WHAT TO WORK ON: The records should be written out in full, with nothing altered.

MATERIAL PROVIDED:

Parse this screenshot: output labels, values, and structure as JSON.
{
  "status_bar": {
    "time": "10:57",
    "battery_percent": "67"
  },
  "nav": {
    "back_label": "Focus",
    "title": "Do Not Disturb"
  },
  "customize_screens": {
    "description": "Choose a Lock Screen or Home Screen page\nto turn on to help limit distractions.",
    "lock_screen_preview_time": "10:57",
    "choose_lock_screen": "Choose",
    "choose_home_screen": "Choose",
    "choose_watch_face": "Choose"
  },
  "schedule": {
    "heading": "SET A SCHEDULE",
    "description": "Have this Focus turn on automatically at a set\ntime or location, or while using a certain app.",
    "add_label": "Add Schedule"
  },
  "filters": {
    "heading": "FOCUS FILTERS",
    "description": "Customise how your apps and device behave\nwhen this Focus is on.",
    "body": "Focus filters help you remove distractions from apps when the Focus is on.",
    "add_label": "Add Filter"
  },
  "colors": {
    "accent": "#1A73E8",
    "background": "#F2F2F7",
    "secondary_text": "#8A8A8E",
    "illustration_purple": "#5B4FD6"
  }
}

WRITTEN ANSWER:
Parse this screenshot: output labels, values, and structure as JSON.
{
  "status_bar": {
    "time": "10:57",
    "battery_percent": "67"
  },
  "nav": {
    "back_label": "Focus",
    "title": "Do Not Disturb"
  },
  "customize_screens": {
    "description": "Choose a Lock Screen or Home Screen page\nto turn on to help limit distractions.",
    "lock_screen_preview_time": "10:57",
    "choose_lock_screen": "Choose",
    "choose_home_screen": "Choose",
    "choose_watch_face": "Choose"
  },
  "schedule": {
    "heading": "SET A SCHEDULE",
    "description": "Have this Focus turn on automatically at a set\ntime or location, or while using a certain app.",
    "add_label": "Add Schedule"
  },
  "filters": {
    "heading": "FOCUS FILTERS",
    "description": "Customise how your apps and device behave\nwhen this Focus is on.",
    "body": "Focus filters help you remove distractions from apps when the Focus is on.",
    "add_label": "Add Filter"
  },
  "colors": {
    "accent": "#1A73E8",
    "background": "#F2F2F7",
    "secondary_text": "#8A8A8E",
    "illustration_purple": "#5B4FD6"
  }
}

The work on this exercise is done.